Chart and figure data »
--------------------------------------------------

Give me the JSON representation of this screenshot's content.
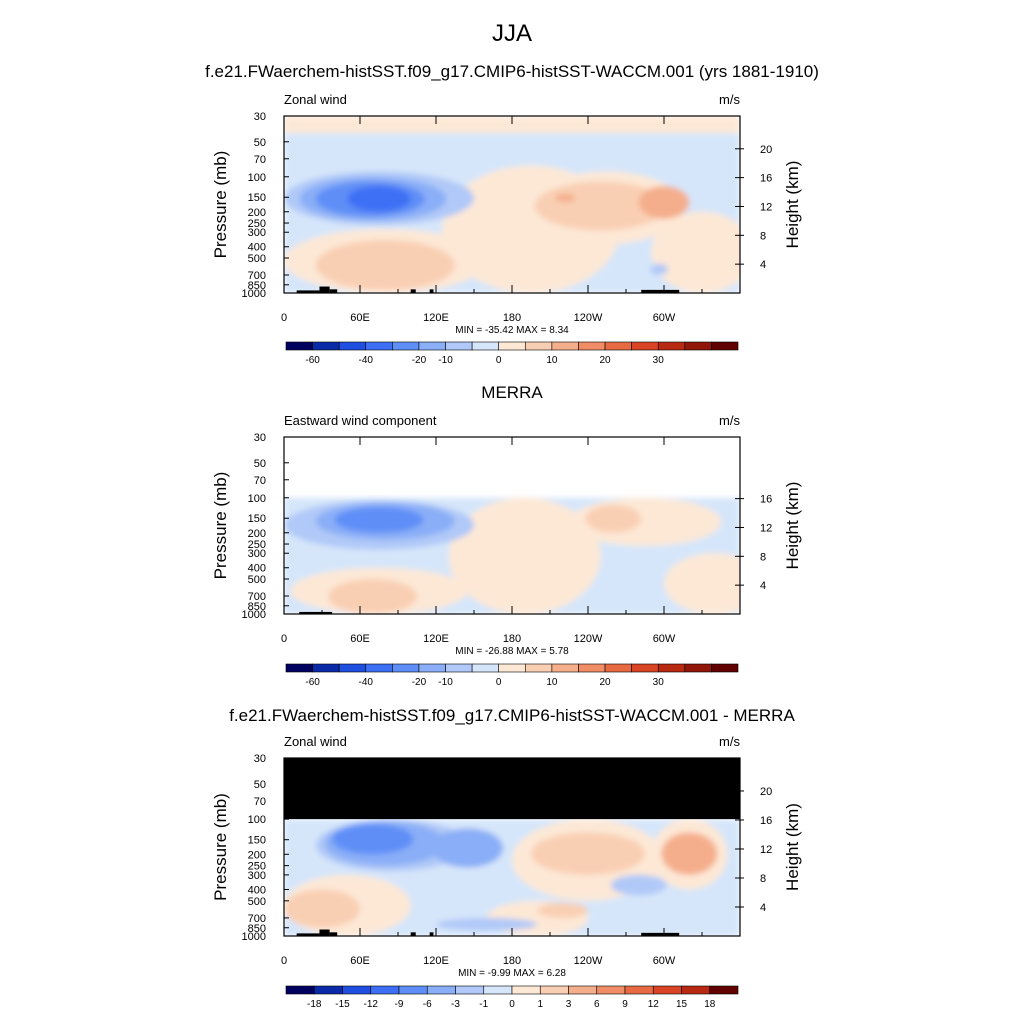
{
  "main_title": "JJA",
  "panels": [
    {
      "title": "f.e21.FWaerchem-histSST.f09_g17.CMIP6-histSST-WACCM.001 (yrs 1881-1910)",
      "left_label": "Zonal wind",
      "units": "m/s",
      "ylabel": "Pressure (mb)",
      "ylabel_right": "Height (km)",
      "pressure_ticks": [
        "30",
        "50",
        "70",
        "100",
        "150",
        "200",
        "250",
        "300",
        "400",
        "500",
        "700",
        "850",
        "1000"
      ],
      "height_ticks": [
        "20",
        "16",
        "12",
        "8",
        "4"
      ],
      "x_ticks": [
        "0",
        "60E",
        "120E",
        "180",
        "120W",
        "60W"
      ],
      "stats": "MIN = -35.42  MAX =   8.34",
      "colorbar_labels": [
        "-60",
        "-40",
        "-20",
        "-10",
        "0",
        "10",
        "20",
        "30"
      ]
    },
    {
      "title": "MERRA",
      "left_label": "Eastward wind component",
      "units": "m/s",
      "ylabel": "Pressure (mb)",
      "ylabel_right": "Height (km)",
      "pressure_ticks": [
        "30",
        "50",
        "70",
        "100",
        "150",
        "200",
        "250",
        "300",
        "400",
        "500",
        "700",
        "850",
        "1000"
      ],
      "height_ticks": [
        "16",
        "12",
        "8",
        "4"
      ],
      "x_ticks": [
        "0",
        "60E",
        "120E",
        "180",
        "120W",
        "60W"
      ],
      "stats": "MIN = -26.88  MAX =   5.78",
      "colorbar_labels": [
        "-60",
        "-40",
        "-20",
        "-10",
        "0",
        "10",
        "20",
        "30"
      ]
    },
    {
      "title": "f.e21.FWaerchem-histSST.f09_g17.CMIP6-histSST-WACCM.001 - MERRA",
      "left_label": "Zonal wind",
      "units": "m/s",
      "ylabel": "Pressure (mb)",
      "ylabel_right": "Height (km)",
      "pressure_ticks": [
        "30",
        "50",
        "70",
        "100",
        "150",
        "200",
        "250",
        "300",
        "400",
        "500",
        "700",
        "850",
        "1000"
      ],
      "height_ticks": [
        "20",
        "16",
        "12",
        "8",
        "4"
      ],
      "x_ticks": [
        "0",
        "60E",
        "120E",
        "180",
        "120W",
        "60W"
      ],
      "stats": "MIN =  -9.99  MAX =   6.28",
      "colorbar_labels": [
        "-18",
        "-15",
        "-12",
        "-9",
        "-6",
        "-3",
        "-1",
        "0",
        "1",
        "3",
        "6",
        "9",
        "12",
        "15",
        "18"
      ]
    }
  ],
  "colors": {
    "model_scale": [
      "#00005e",
      "#0a2aa8",
      "#1e4fe0",
      "#3d6ff5",
      "#5f8ef7",
      "#8aaef7",
      "#b1c9f8",
      "#d6e6fa",
      "#fde8d6",
      "#f9cfb3",
      "#f5ae8c",
      "#f08c66",
      "#e86a43",
      "#d94424",
      "#b82912",
      "#8f1608",
      "#600000"
    ],
    "diff_scale": [
      "#00005e",
      "#0a2aa8",
      "#1e4fe0",
      "#3d6ff5",
      "#5f8ef7",
      "#8aaef7",
      "#b1c9f8",
      "#d6e6fa",
      "#fde8d6",
      "#f9cfb3",
      "#f5ae8c",
      "#f08c66",
      "#e86a43",
      "#d94424",
      "#b82912",
      "#600000"
    ],
    "missing": "#000000"
  },
  "chart_data": [
    {
      "type": "heatmap",
      "title": "f.e21.FWaerchem-histSST.f09_g17.CMIP6-histSST-WACCM.001 (yrs 1881-1910)",
      "variable": "Zonal wind",
      "units": "m/s",
      "x_axis": "longitude",
      "xlim": [
        0,
        360
      ],
      "y_axis": "pressure (mb), log scale, reversed",
      "ylim": [
        1000,
        30
      ],
      "ylabel": "Pressure (mb)",
      "ylabel_right": "Height (km)",
      "min": -35.42,
      "max": 8.34,
      "levels": [
        -60,
        -50,
        -40,
        -30,
        -20,
        -15,
        -10,
        -5,
        0,
        5,
        10,
        15,
        20,
        25,
        30,
        35
      ]
    },
    {
      "type": "heatmap",
      "title": "MERRA",
      "variable": "Eastward wind component",
      "units": "m/s",
      "x_axis": "longitude",
      "xlim": [
        0,
        360
      ],
      "y_axis": "pressure (mb), log scale, reversed",
      "ylim": [
        1000,
        30
      ],
      "data_top_pressure": 100,
      "ylabel": "Pressure (mb)",
      "ylabel_right": "Height (km)",
      "min": -26.88,
      "max": 5.78,
      "levels": [
        -60,
        -50,
        -40,
        -30,
        -20,
        -15,
        -10,
        -5,
        0,
        5,
        10,
        15,
        20,
        25,
        30,
        35
      ]
    },
    {
      "type": "heatmap",
      "title": "f.e21.FWaerchem-histSST.f09_g17.CMIP6-histSST-WACCM.001 - MERRA",
      "variable": "Zonal wind",
      "units": "m/s",
      "x_axis": "longitude",
      "xlim": [
        0,
        360
      ],
      "y_axis": "pressure (mb), log scale, reversed",
      "ylim": [
        1000,
        30
      ],
      "missing_above_pressure": 100,
      "ylabel": "Pressure (mb)",
      "ylabel_right": "Height (km)",
      "min": -9.99,
      "max": 6.28,
      "levels": [
        -18,
        -15,
        -12,
        -9,
        -6,
        -3,
        -1,
        0,
        1,
        3,
        6,
        9,
        12,
        15,
        18
      ]
    }
  ]
}
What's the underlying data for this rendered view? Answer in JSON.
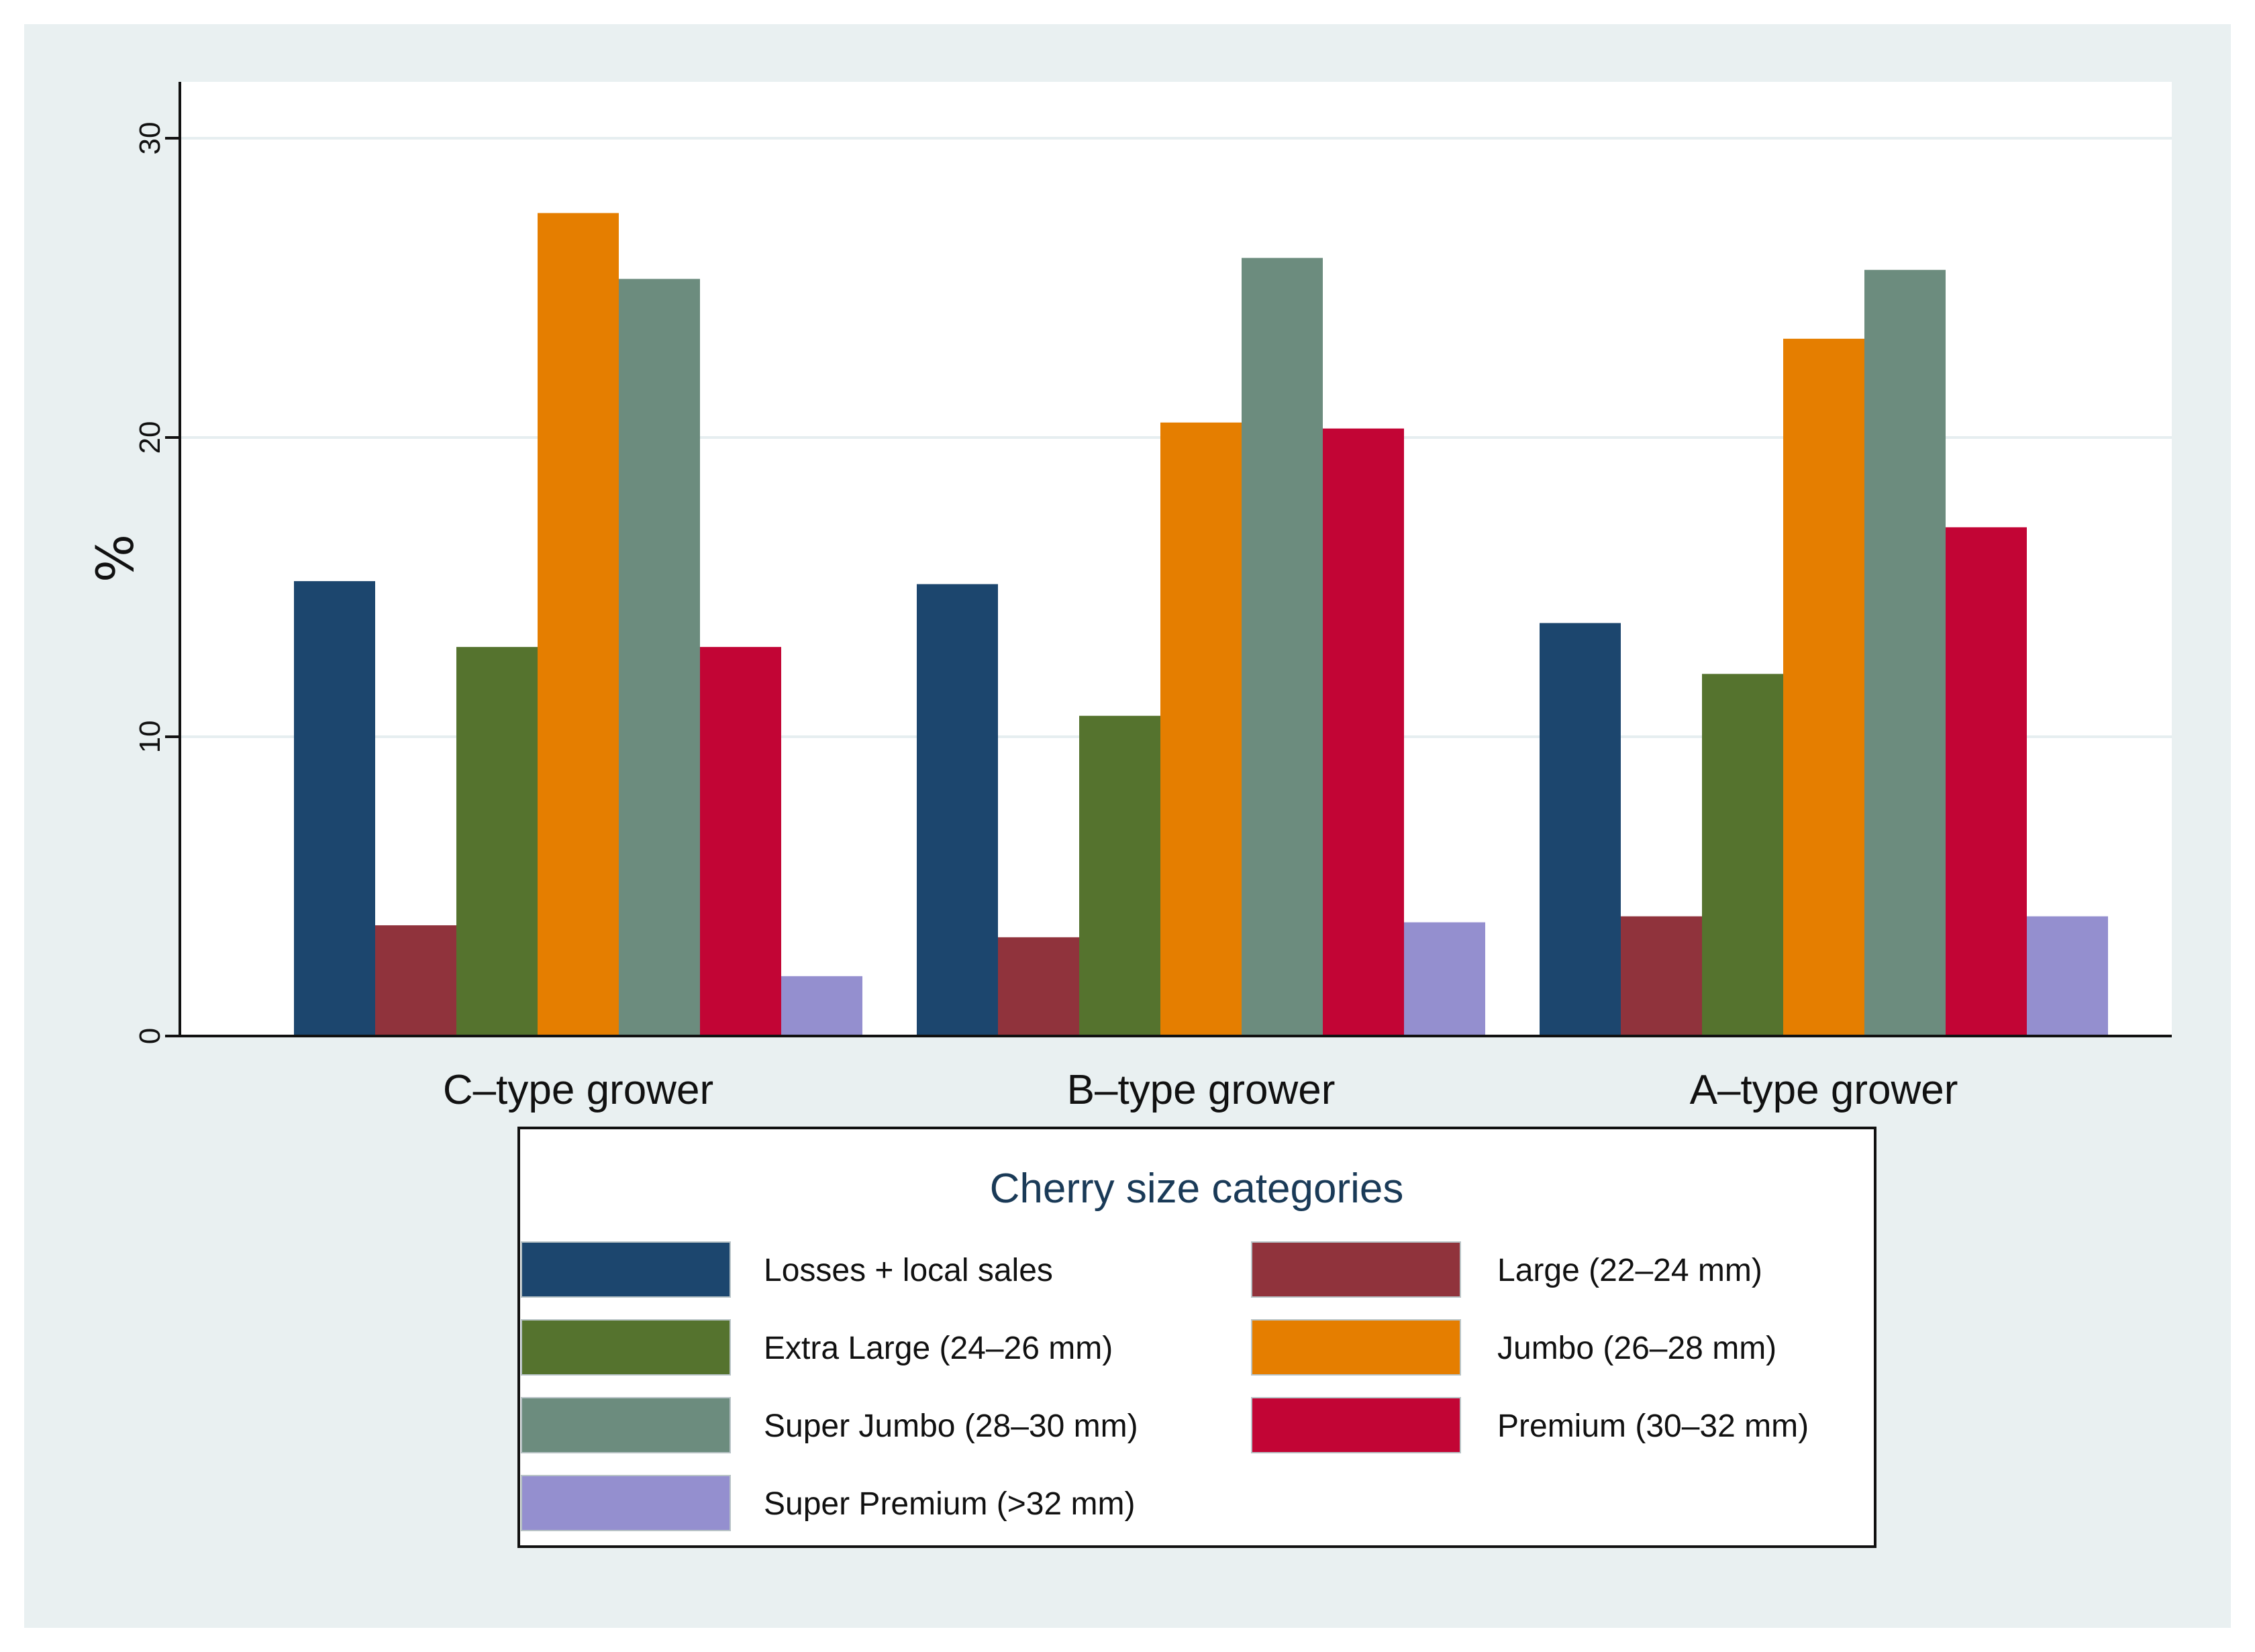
{
  "chart_data": {
    "type": "bar",
    "title": "",
    "xlabel": "",
    "ylabel": "%",
    "ylim": [
      0,
      32
    ],
    "yticks": [
      0,
      10,
      20,
      30
    ],
    "grid": true,
    "categories": [
      "C–type grower",
      "B–type grower",
      "A–type grower"
    ],
    "legend": {
      "title": "Cherry size categories",
      "placement": "bottom"
    },
    "series": [
      {
        "name": "Losses + local sales",
        "color": "#1c466e",
        "values": [
          15.2,
          15.1,
          13.8
        ]
      },
      {
        "name": "Large (22–24 mm)",
        "color": "#90333c",
        "values": [
          3.7,
          3.3,
          4.0
        ]
      },
      {
        "name": "Extra Large (24–26 mm)",
        "color": "#55732e",
        "values": [
          13.0,
          10.7,
          12.1
        ]
      },
      {
        "name": "Jumbo (26–28 mm)",
        "color": "#e57e00",
        "values": [
          27.5,
          20.5,
          23.3
        ]
      },
      {
        "name": "Super Jumbo (28–30 mm)",
        "color": "#6c8c7e",
        "values": [
          25.3,
          26.0,
          25.6
        ]
      },
      {
        "name": "Premium (30–32 mm)",
        "color": "#c20535",
        "values": [
          13.0,
          20.3,
          17.0
        ]
      },
      {
        "name": "Super Premium (>32 mm)",
        "color": "#948fcf",
        "values": [
          2.0,
          3.8,
          4.0
        ]
      }
    ]
  },
  "colors": {
    "outer_background": "#e9f0f1",
    "plot_background": "#ffffff",
    "gridline": "#e6eef0"
  }
}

--------------------------------------------------

Task instructions » Pick out the lines that contain "Jumbo" and copy them.

Full solution »
        "name": "Jumbo (26–28 mm)",
        "name": "Super Jumbo (28–30 mm)",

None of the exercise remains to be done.